What is required: Go through the material below and copy all lines with "Pressão".
+++ Available data +++
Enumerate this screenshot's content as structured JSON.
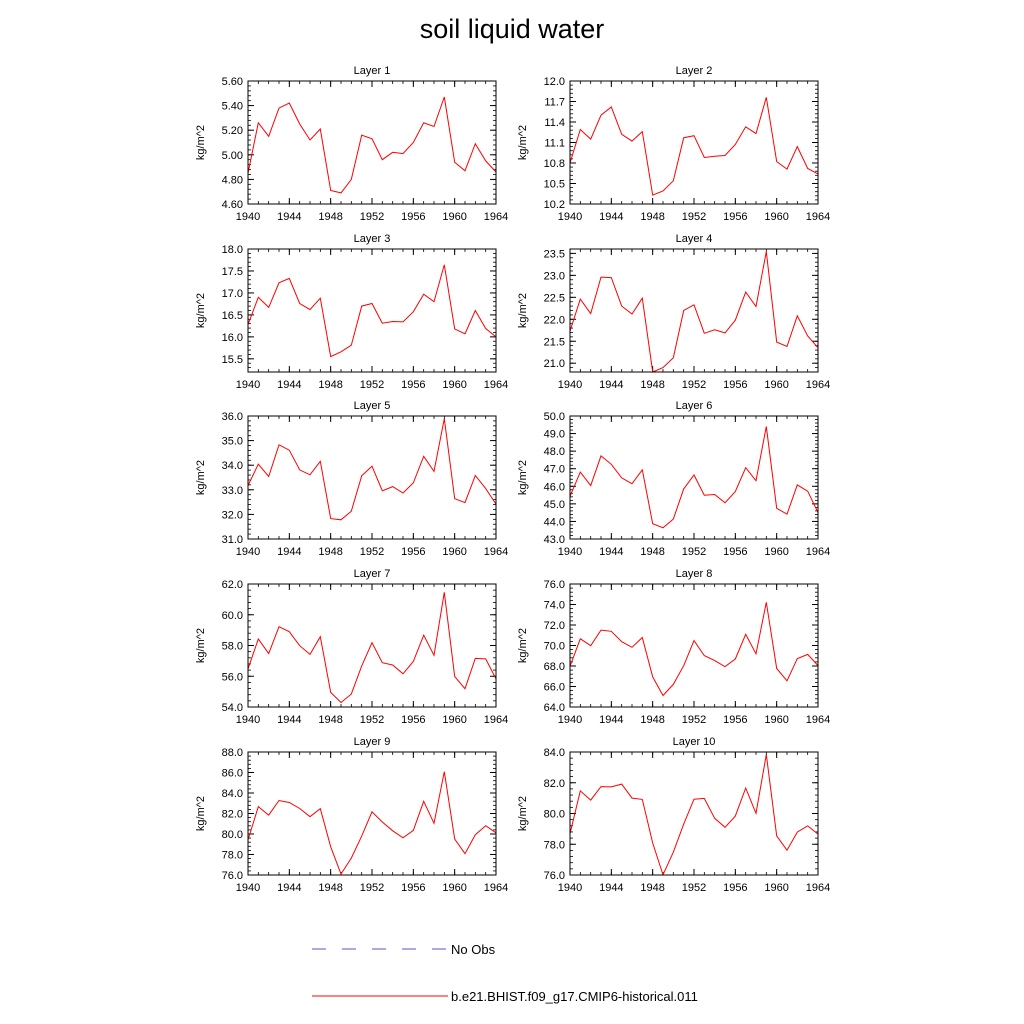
{
  "page": {
    "title": "soil liquid water"
  },
  "chart_data": {
    "type": "line",
    "title": "soil liquid water",
    "ylabel": "kg/m^2",
    "line_color": "#ff0000",
    "x": [
      1940,
      1941,
      1942,
      1943,
      1944,
      1945,
      1946,
      1947,
      1948,
      1949,
      1950,
      1951,
      1952,
      1953,
      1954,
      1955,
      1956,
      1957,
      1958,
      1959,
      1960,
      1961,
      1962,
      1963,
      1964
    ],
    "x_ticks": [
      "1940",
      "1944",
      "1948",
      "1952",
      "1956",
      "1960",
      "1964"
    ],
    "xlim": [
      1940,
      1964
    ],
    "panels": [
      {
        "title": "Layer 1",
        "ylim": [
          4.6,
          5.6
        ],
        "yticks": [
          "4.60",
          "4.80",
          "5.00",
          "5.20",
          "5.40",
          "5.60"
        ],
        "values": [
          4.85,
          5.26,
          5.15,
          5.38,
          5.42,
          5.25,
          5.12,
          5.21,
          4.71,
          4.69,
          4.8,
          5.16,
          5.13,
          4.96,
          5.02,
          5.01,
          5.1,
          5.26,
          5.23,
          5.47,
          4.94,
          4.87,
          5.09,
          4.95,
          4.86
        ]
      },
      {
        "title": "Layer 2",
        "ylim": [
          10.2,
          12.0
        ],
        "yticks": [
          "10.2",
          "10.5",
          "10.8",
          "11.1",
          "11.4",
          "11.7",
          "12.0"
        ],
        "values": [
          10.8,
          11.29,
          11.15,
          11.5,
          11.62,
          11.22,
          11.12,
          11.26,
          10.33,
          10.39,
          10.54,
          11.17,
          11.2,
          10.88,
          10.9,
          10.91,
          11.07,
          11.33,
          11.23,
          11.76,
          10.82,
          10.71,
          11.04,
          10.72,
          10.64
        ]
      },
      {
        "title": "Layer 3",
        "ylim": [
          15.2,
          18.0
        ],
        "yticks": [
          "15.5",
          "16.0",
          "16.5",
          "17.0",
          "17.5",
          "18.0"
        ],
        "values": [
          16.28,
          16.9,
          16.67,
          17.23,
          17.33,
          16.76,
          16.62,
          16.88,
          15.55,
          15.66,
          15.81,
          16.7,
          16.76,
          16.31,
          16.35,
          16.34,
          16.57,
          16.97,
          16.8,
          17.64,
          16.18,
          16.07,
          16.6,
          16.19,
          16.0
        ]
      },
      {
        "title": "Layer 4",
        "ylim": [
          20.8,
          23.6
        ],
        "yticks": [
          "21.0",
          "21.5",
          "22.0",
          "22.5",
          "23.0",
          "23.5"
        ],
        "values": [
          21.73,
          22.46,
          22.13,
          22.96,
          22.95,
          22.3,
          22.12,
          22.48,
          20.8,
          20.9,
          21.12,
          22.2,
          22.33,
          21.68,
          21.76,
          21.69,
          21.98,
          22.62,
          22.29,
          23.54,
          21.48,
          21.38,
          22.08,
          21.62,
          21.35
        ]
      },
      {
        "title": "Layer 5",
        "ylim": [
          31.0,
          36.0
        ],
        "yticks": [
          "31.0",
          "32.0",
          "33.0",
          "34.0",
          "35.0",
          "36.0"
        ],
        "values": [
          33.17,
          34.04,
          33.54,
          34.83,
          34.61,
          33.81,
          33.61,
          34.16,
          31.83,
          31.78,
          32.13,
          33.57,
          33.96,
          32.96,
          33.13,
          32.87,
          33.28,
          34.36,
          33.75,
          35.89,
          32.64,
          32.48,
          33.58,
          33.05,
          32.42
        ]
      },
      {
        "title": "Layer 6",
        "ylim": [
          43.0,
          50.0
        ],
        "yticks": [
          "43.0",
          "44.0",
          "45.0",
          "46.0",
          "47.0",
          "48.0",
          "49.0",
          "50.0"
        ],
        "values": [
          45.43,
          46.81,
          46.04,
          47.73,
          47.25,
          46.48,
          46.15,
          46.94,
          43.87,
          43.64,
          44.13,
          45.85,
          46.64,
          45.49,
          45.53,
          45.06,
          45.7,
          47.06,
          46.32,
          49.4,
          44.75,
          44.41,
          46.08,
          45.72,
          44.5
        ]
      },
      {
        "title": "Layer 7",
        "ylim": [
          54.0,
          62.0
        ],
        "yticks": [
          "54.0",
          "56.0",
          "58.0",
          "60.0",
          "62.0"
        ],
        "values": [
          56.48,
          58.42,
          57.47,
          59.22,
          58.9,
          57.99,
          57.42,
          58.57,
          54.95,
          54.29,
          54.84,
          56.67,
          58.18,
          56.88,
          56.73,
          56.16,
          56.96,
          58.67,
          57.36,
          61.46,
          55.98,
          55.19,
          57.16,
          57.13,
          55.83
        ]
      },
      {
        "title": "Layer 8",
        "ylim": [
          64.0,
          76.0
        ],
        "yticks": [
          "64.0",
          "66.0",
          "68.0",
          "70.0",
          "72.0",
          "74.0",
          "76.0"
        ],
        "values": [
          67.97,
          70.65,
          69.98,
          71.5,
          71.39,
          70.37,
          69.82,
          70.78,
          66.94,
          65.12,
          66.2,
          68.03,
          70.48,
          69.01,
          68.53,
          67.93,
          68.68,
          71.09,
          69.19,
          74.21,
          67.76,
          66.56,
          68.72,
          69.13,
          68.04
        ]
      },
      {
        "title": "Layer 9",
        "ylim": [
          76.0,
          88.0
        ],
        "yticks": [
          "76.0",
          "78.0",
          "80.0",
          "82.0",
          "84.0",
          "86.0",
          "88.0"
        ],
        "values": [
          79.41,
          82.67,
          81.84,
          83.27,
          83.07,
          82.49,
          81.69,
          82.48,
          78.75,
          76.1,
          77.65,
          79.8,
          82.17,
          81.17,
          80.31,
          79.63,
          80.35,
          83.19,
          81.04,
          86.08,
          79.51,
          78.08,
          79.93,
          80.81,
          80.12
        ]
      },
      {
        "title": "Layer 10",
        "ylim": [
          76.0,
          84.0
        ],
        "yticks": [
          "76.0",
          "78.0",
          "80.0",
          "82.0",
          "84.0"
        ],
        "values": [
          78.68,
          81.47,
          80.87,
          81.75,
          81.73,
          81.91,
          81.0,
          80.92,
          78.08,
          76.01,
          77.48,
          79.31,
          80.93,
          80.98,
          79.69,
          79.1,
          79.83,
          81.65,
          80.01,
          83.84,
          78.54,
          77.61,
          78.79,
          79.2,
          78.66
        ]
      }
    ],
    "legend": [
      {
        "label": "No Obs",
        "color": "#5555cc",
        "style": "dashed"
      },
      {
        "label": "b.e21.BHIST.f09_g17.CMIP6-historical.011",
        "color": "#ff0000",
        "style": "solid"
      }
    ]
  }
}
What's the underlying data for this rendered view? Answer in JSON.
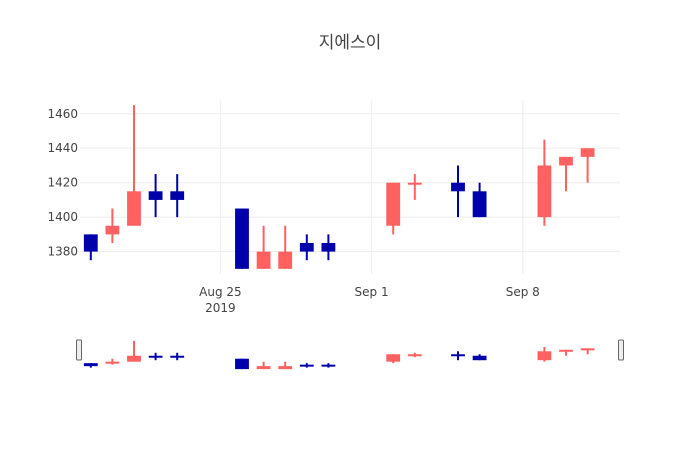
{
  "chart_data": {
    "type": "candlestick",
    "title": "지에스이",
    "increasing_color": "#ff6060",
    "decreasing_color": "#0000aa",
    "grid": true,
    "rangeslider": true,
    "x_ticks": [
      {
        "date": "2019-08-25",
        "label": "Aug 25",
        "sublabel": "2019"
      },
      {
        "date": "2019-09-01",
        "label": "Sep 1",
        "sublabel": ""
      },
      {
        "date": "2019-09-08",
        "label": "Sep 8",
        "sublabel": ""
      }
    ],
    "y_ticks": [
      1380,
      1400,
      1420,
      1440,
      1460
    ],
    "xlim": [
      "2019-08-19",
      "2019-09-12"
    ],
    "ylim": [
      1367,
      1468
    ],
    "candles": [
      {
        "date": "2019-08-19",
        "open": 1390,
        "high": 1390,
        "low": 1375,
        "close": 1380
      },
      {
        "date": "2019-08-20",
        "open": 1390,
        "high": 1405,
        "low": 1385,
        "close": 1395
      },
      {
        "date": "2019-08-21",
        "open": 1395,
        "high": 1465,
        "low": 1395,
        "close": 1415
      },
      {
        "date": "2019-08-22",
        "open": 1415,
        "high": 1425,
        "low": 1400,
        "close": 1410
      },
      {
        "date": "2019-08-23",
        "open": 1415,
        "high": 1425,
        "low": 1400,
        "close": 1410
      },
      {
        "date": "2019-08-26",
        "open": 1405,
        "high": 1405,
        "low": 1370,
        "close": 1370
      },
      {
        "date": "2019-08-27",
        "open": 1370,
        "high": 1395,
        "low": 1370,
        "close": 1380
      },
      {
        "date": "2019-08-28",
        "open": 1370,
        "high": 1395,
        "low": 1370,
        "close": 1380
      },
      {
        "date": "2019-08-29",
        "open": 1385,
        "high": 1390,
        "low": 1375,
        "close": 1380
      },
      {
        "date": "2019-08-30",
        "open": 1385,
        "high": 1390,
        "low": 1375,
        "close": 1380
      },
      {
        "date": "2019-09-02",
        "open": 1395,
        "high": 1420,
        "low": 1390,
        "close": 1420
      },
      {
        "date": "2019-09-03",
        "open": 1420,
        "high": 1425,
        "low": 1410,
        "close": 1420
      },
      {
        "date": "2019-09-05",
        "open": 1420,
        "high": 1430,
        "low": 1400,
        "close": 1415
      },
      {
        "date": "2019-09-06",
        "open": 1415,
        "high": 1420,
        "low": 1400,
        "close": 1400
      },
      {
        "date": "2019-09-09",
        "open": 1400,
        "high": 1445,
        "low": 1395,
        "close": 1430
      },
      {
        "date": "2019-09-10",
        "open": 1430,
        "high": 1435,
        "low": 1415,
        "close": 1435
      },
      {
        "date": "2019-09-11",
        "open": 1435,
        "high": 1440,
        "low": 1420,
        "close": 1440
      }
    ]
  }
}
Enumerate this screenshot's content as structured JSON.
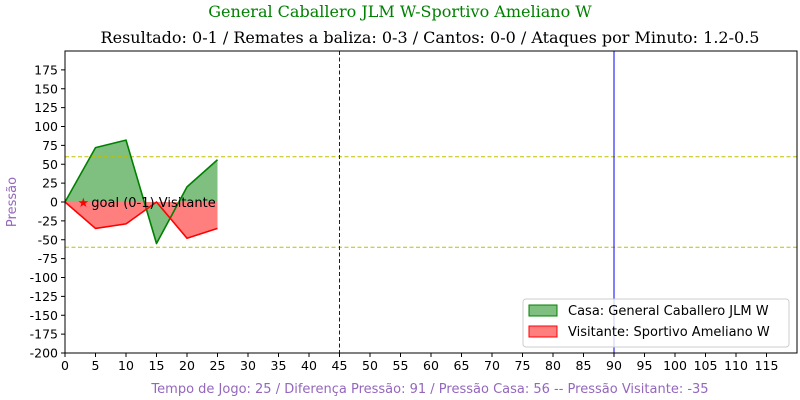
{
  "chart_data": {
    "type": "area",
    "title": "General Caballero JLM W-Sportivo Ameliano W",
    "subtitle": "Resultado: 0-1 / Remates a baliza: 0-3 / Cantos: 0-0 / Ataques por Minuto: 1.2-0.5",
    "xlabel": "Tempo de Jogo: 25 / Diferença Pressão: 91 / Pressão Casa: 56 -- Pressão Visitante: -35",
    "ylabel": "Pressão",
    "xlim": [
      0,
      120
    ],
    "ylim": [
      -200,
      200
    ],
    "xticks": [
      0,
      5,
      10,
      15,
      20,
      25,
      30,
      35,
      40,
      45,
      50,
      55,
      60,
      65,
      70,
      75,
      80,
      85,
      90,
      95,
      100,
      105,
      110,
      115
    ],
    "yticks": [
      -200,
      -175,
      -150,
      -125,
      -100,
      -75,
      -50,
      -25,
      0,
      25,
      50,
      75,
      100,
      125,
      150,
      175
    ],
    "x": [
      0,
      5,
      10,
      15,
      20,
      25
    ],
    "series": [
      {
        "name": "Casa: General Caballero JLM W",
        "values": [
          0,
          72,
          82,
          -55,
          20,
          56
        ],
        "line_color": "#008000",
        "fill_color": "#7fbf7f"
      },
      {
        "name": "Visitante: Sportivo Ameliano W",
        "values": [
          0,
          -35,
          -29,
          0,
          -48,
          -35
        ],
        "line_color": "#ff0000",
        "fill_color": "#ff7f7f"
      }
    ],
    "hlines": [
      {
        "y": 60,
        "color": "#bfbf00",
        "style": "dashed"
      },
      {
        "y": -60,
        "color": "#bfbf00",
        "style": "dashed"
      }
    ],
    "vlines": [
      {
        "x": 45,
        "color": "#0000ff",
        "style": "dashed"
      },
      {
        "x": 90,
        "color": "#0000ff",
        "style": "solid"
      }
    ],
    "annotations": [
      {
        "x": 3,
        "y": 0,
        "marker": "star",
        "color": "#ff0000",
        "text": "goal (0-1) Visitante"
      }
    ],
    "legend_position": "bottom-right",
    "grid": false,
    "title_color": "#008000",
    "label_color": "#9467bd"
  }
}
+++
Complete answer:
    "xlabel": "Tempo de Jogo: 25 / Diferença Pressão: 91 / Pressão Casa: 56 -- Pressão Visitante: -35",
    "ylabel": "Pressão",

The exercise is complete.